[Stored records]
»»

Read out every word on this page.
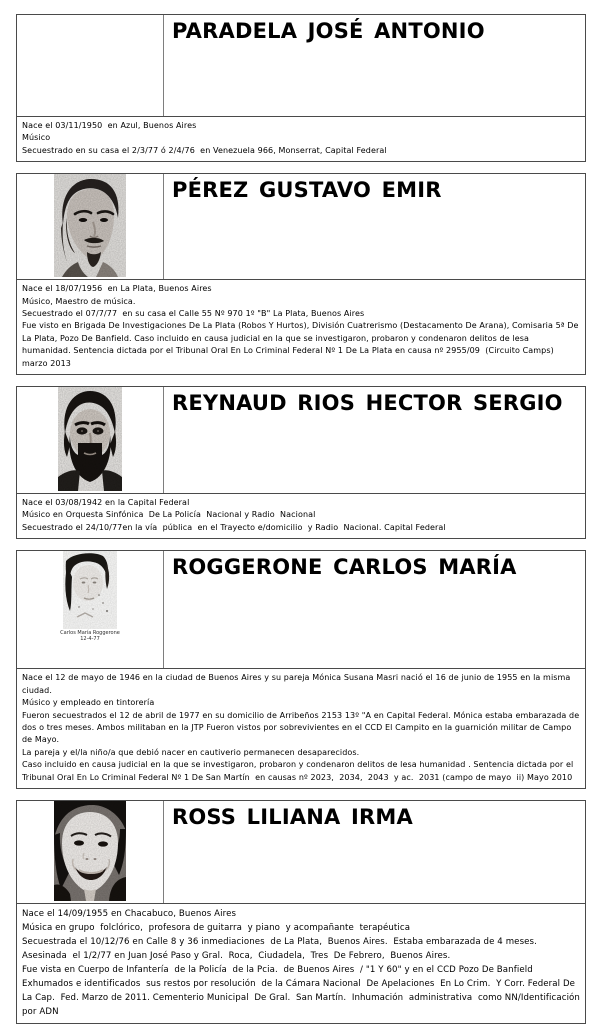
PARADELA JOSÉ ANTONIO
Nace el 03/11/1950  en Azul, Buenos Aires
Músico
Secuestrado en su casa el 2/3/77 ó 2/4/76  en Venezuela 966, Monserrat, Capital Federal
PÉREZ GUSTAVO EMIR
Nace el 18/07/1956  en La Plata, Buenos Aires
Músico, Maestro de música.
Secuestrado el 07/7/77  en su casa el Calle 55 Nº 970 1º "B" La Plata, Buenos Aires
Fue visto en Brigada De Investigaciones De La Plata (Robos Y Hurtos), División Cuatrerismo (Destacamento De Arana), Comisaria 5ª De La Plata, Pozo De Banfield. Caso incluido en causa judicial en la que se investigaron, probaron y condenaron delitos de lesa humanidad. Sentencia dictada por el Tribunal Oral En Lo Criminal Federal Nº 1 De La Plata en causa nº 2955/09  (Circuito Camps) marzo 2013
REYNAUD RIOS HECTOR SERGIO
Nace el 03/08/1942 en la Capital Federal
Músico en Orquesta Sinfónica  De La Policía  Nacional y Radio  Nacional
Secuestrado el 24/10/77en la vía  pública  en el Trayecto e/domicilio  y Radio  Nacional. Capital Federal
Carlos María Roggerone
12-4-77
ROGGERONE CARLOS MARÍA
Nace el 12 de mayo de 1946 en la ciudad de Buenos Aires y su pareja Mónica Susana Masri nació el 16 de junio de 1955 en la misma ciudad.
Músico y empleado en tintorería
Fueron secuestrados el 12 de abril de 1977 en su domicilio de Arribeños 2153 13º "A en Capital Federal. Mónica estaba embarazada de dos o tres meses. Ambos militaban en la JTP Fueron vistos por sobrevivientes en el CCD El Campito en la guarnición militar de Campo de Mayo.
La pareja y el/la niño/a que debió nacer en cautiverio permanecen desaparecidos.
Caso incluido en causa judicial en la que se investigaron, probaron y condenaron delitos de lesa humanidad . Sentencia dictada por el Tribunal Oral En Lo Criminal Federal Nº 1 De San Martín  en causas nº 2023,  2034,  2043  y ac.  2031 (campo de mayo  ii) Mayo 2010
ROSS LILIANA IRMA
Nace el 14/09/1955 en Chacabuco, Buenos Aires
Música en grupo  folclórico,  profesora de guitarra  y piano  y acompañante  terapéutica
Secuestrada el 10/12/76 en Calle 8 y 36 inmediaciones  de La Plata,  Buenos Aires.  Estaba embarazada de 4 meses.
Asesinada  el 1/2/77 en Juan José Paso y Gral.  Roca,  Ciudadela,  Tres  De Febrero,  Buenos Aires.
Fue vista en Cuerpo de Infantería  de la Policía  de la Pcia.  de Buenos Aires  / "1 Y 60" y en el CCD Pozo De Banfield
Exhumados e identificados  sus restos por resolución  de la Cámara Nacional  De Apelaciones  En Lo Crim.  Y Corr. Federal De La Cap.  Fed. Marzo de 2011. Cementerio Municipal  De Gral.  San Martín.  Inhumación  administrativa  como NN/Identificación  por ADN
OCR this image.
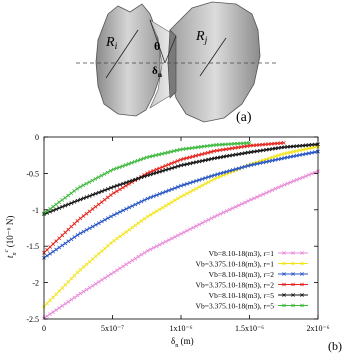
$R_i$
$R_j$
θ
$\delta_n$
(a)
0
-0.5
-1
-1.5
-2
-2.5
0	5x10⁻⁷	1x10⁻⁶	1.5x10⁻⁶	2x10⁻⁶
$t_n^c$ (10⁻⁶ N)
$\delta_n$ (m)	(b)
Vb=8.10-18(m3), r=1
Vb=3.375.10-18(m3), r=1
Vb=8.10-18(m3), r=2
Vb=3.375.10-18(m3), r=2
Vb=8.10-18(m3), r=5
Vb=3.375.10-18(m3), r=5
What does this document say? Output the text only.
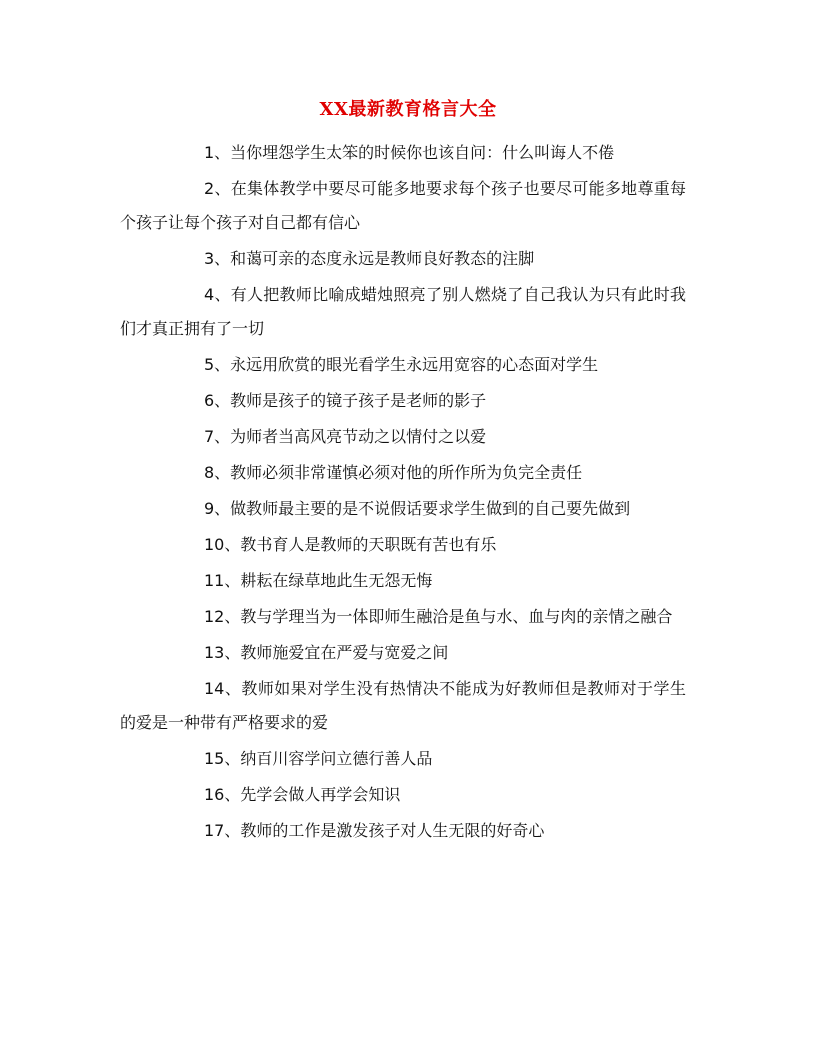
XX最新教育格言大全

1、当你埋怨学生太笨的时候你也该自问：什么叫诲人不倦

2、在集体教学中要尽可能多地要求每个孩子也要尽可能多地尊重每个孩子让每个孩子对自己都有信心

3、和蔼可亲的态度永远是教师良好教态的注脚

4、有人把教师比喻成蜡烛照亮了别人燃烧了自己我认为只有此时我们才真正拥有了一切

5、永远用欣赏的眼光看学生永远用宽容的心态面对学生

6、教师是孩子的镜子孩子是老师的影子

7、为师者当高风亮节动之以情付之以爱

8、教师必须非常谨慎必须对他的所作所为负完全责任

9、做教师最主要的是不说假话要求学生做到的自己要先做到

10、教书育人是教师的天职既有苦也有乐

11、耕耘在绿草地此生无怨无悔

12、教与学理当为一体即师生融洽是鱼与水、血与肉的亲情之融合

13、教师施爱宜在严爱与宽爱之间

14、教师如果对学生没有热情决不能成为好教师但是教师对于学生的爱是一种带有严格要求的爱

15、纳百川容学问立德行善人品

16、先学会做人再学会知识

17、教师的工作是激发孩子对人生无限的好奇心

««

EXERCISE PROMPT :: Without the pictures, write out all of the material exactly.

RESULT FOR THIS TASK ::
Read out every word on this page.
PARADELA JOSÉ ANTONIO
Nace el 03/11/1950  en Azul, Buenos Aires
Músico
Secuestrado en su casa el 2/3/77 ó 2/4/76  en Venezuela 966, Monserrat, Capital Federal
PÉREZ GUSTAVO EMIR
Nace el 18/07/1956  en La Plata, Buenos Aires
Músico, Maestro de música.
Secuestrado el 07/7/77  en su casa el Calle 55 Nº 970 1º "B" La Plata, Buenos Aires
Fue visto en Brigada De Investigaciones De La Plata (Robos Y Hurtos), División Cuatrerismo (Destacamento De Arana), Comisaria 5ª De La Plata, Pozo De Banfield. Caso incluido en causa judicial en la que se investigaron, probaron y condenaron delitos de lesa humanidad. Sentencia dictada por el Tribunal Oral En Lo Criminal Federal Nº 1 De La Plata en causa nº 2955/09  (Circuito Camps) marzo 2013
REYNAUD RIOS HECTOR SERGIO
Nace el 03/08/1942 en la Capital Federal
Músico en Orquesta Sinfónica  De La Policía  Nacional y Radio  Nacional
Secuestrado el 24/10/77en la vía  pública  en el Trayecto e/domicilio  y Radio  Nacional. Capital Federal
Carlos María Roggerone
12-4-77
ROGGERONE CARLOS MARÍA
Nace el 12 de mayo de 1946 en la ciudad de Buenos Aires y su pareja Mónica Susana Masri nació el 16 de junio de 1955 en la misma ciudad.
Músico y empleado en tintorería
Fueron secuestrados el 12 de abril de 1977 en su domicilio de Arribeños 2153 13º "A en Capital Federal. Mónica estaba embarazada de dos o tres meses. Ambos militaban en la JTP Fueron vistos por sobrevivientes en el CCD El Campito en la guarnición militar de Campo de Mayo.
La pareja y el/la niño/a que debió nacer en cautiverio permanecen desaparecidos.
Caso incluido en causa judicial en la que se investigaron, probaron y condenaron delitos de lesa humanidad . Sentencia dictada por el Tribunal Oral En Lo Criminal Federal Nº 1 De San Martín  en causas nº 2023,  2034,  2043  y ac.  2031 (campo de mayo  ii) Mayo 2010
ROSS LILIANA IRMA
Nace el 14/09/1955 en Chacabuco, Buenos Aires
Música en grupo  folclórico,  profesora de guitarra  y piano  y acompañante  terapéutica
Secuestrada el 10/12/76 en Calle 8 y 36 inmediaciones  de La Plata,  Buenos Aires.  Estaba embarazada de 4 meses.
Asesinada  el 1/2/77 en Juan José Paso y Gral.  Roca,  Ciudadela,  Tres  De Febrero,  Buenos Aires.
Fue vista en Cuerpo de Infantería  de la Policía  de la Pcia.  de Buenos Aires  / "1 Y 60" y en el CCD Pozo De Banfield
Exhumados e identificados  sus restos por resolución  de la Cámara Nacional  De Apelaciones  En Lo Crim.  Y Corr. Federal De La Cap.  Fed. Marzo de 2011. Cementerio Municipal  De Gral.  San Martín.  Inhumación  administrativa  como NN/Identificación  por ADN
OCR this image.
$R_i$
$R_j$
θ
$\delta_n$
(a)
0
-0.5
-1
-1.5
-2
-2.5
0	5x10⁻⁷	1x10⁻⁶	1.5x10⁻⁶	2x10⁻⁶
$t_n^c$ (10⁻⁶ N)
$\delta_n$ (m)	(b)
Vb=8.10-18(m3), r=1
Vb=3.375.10-18(m3), r=1
Vb=8.10-18(m3), r=2
Vb=3.375.10-18(m3), r=2
Vb=8.10-18(m3), r=5
Vb=3.375.10-18(m3), r=5
What does this document say? Output the text only.
XX最新教育格言大全

1、当你埋怨学生太笨的时候你也该自问：什么叫诲人不倦

2、在集体教学中要尽可能多地要求每个孩子也要尽可能多地尊重每个孩子让每个孩子对自己都有信心

3、和蔼可亲的态度永远是教师良好教态的注脚

4、有人把教师比喻成蜡烛照亮了别人燃烧了自己我认为只有此时我们才真正拥有了一切

5、永远用欣赏的眼光看学生永远用宽容的心态面对学生

6、教师是孩子的镜子孩子是老师的影子

7、为师者当高风亮节动之以情付之以爱

8、教师必须非常谨慎必须对他的所作所为负完全责任

9、做教师最主要的是不说假话要求学生做到的自己要先做到

10、教书育人是教师的天职既有苦也有乐

11、耕耘在绿草地此生无怨无悔

12、教与学理当为一体即师生融洽是鱼与水、血与肉的亲情之融合

13、教师施爱宜在严爱与宽爱之间

14、教师如果对学生没有热情决不能成为好教师但是教师对于学生的爱是一种带有严格要求的爱

15、纳百川容学问立德行善人品

16、先学会做人再学会知识

17、教师的工作是激发孩子对人生无限的好奇心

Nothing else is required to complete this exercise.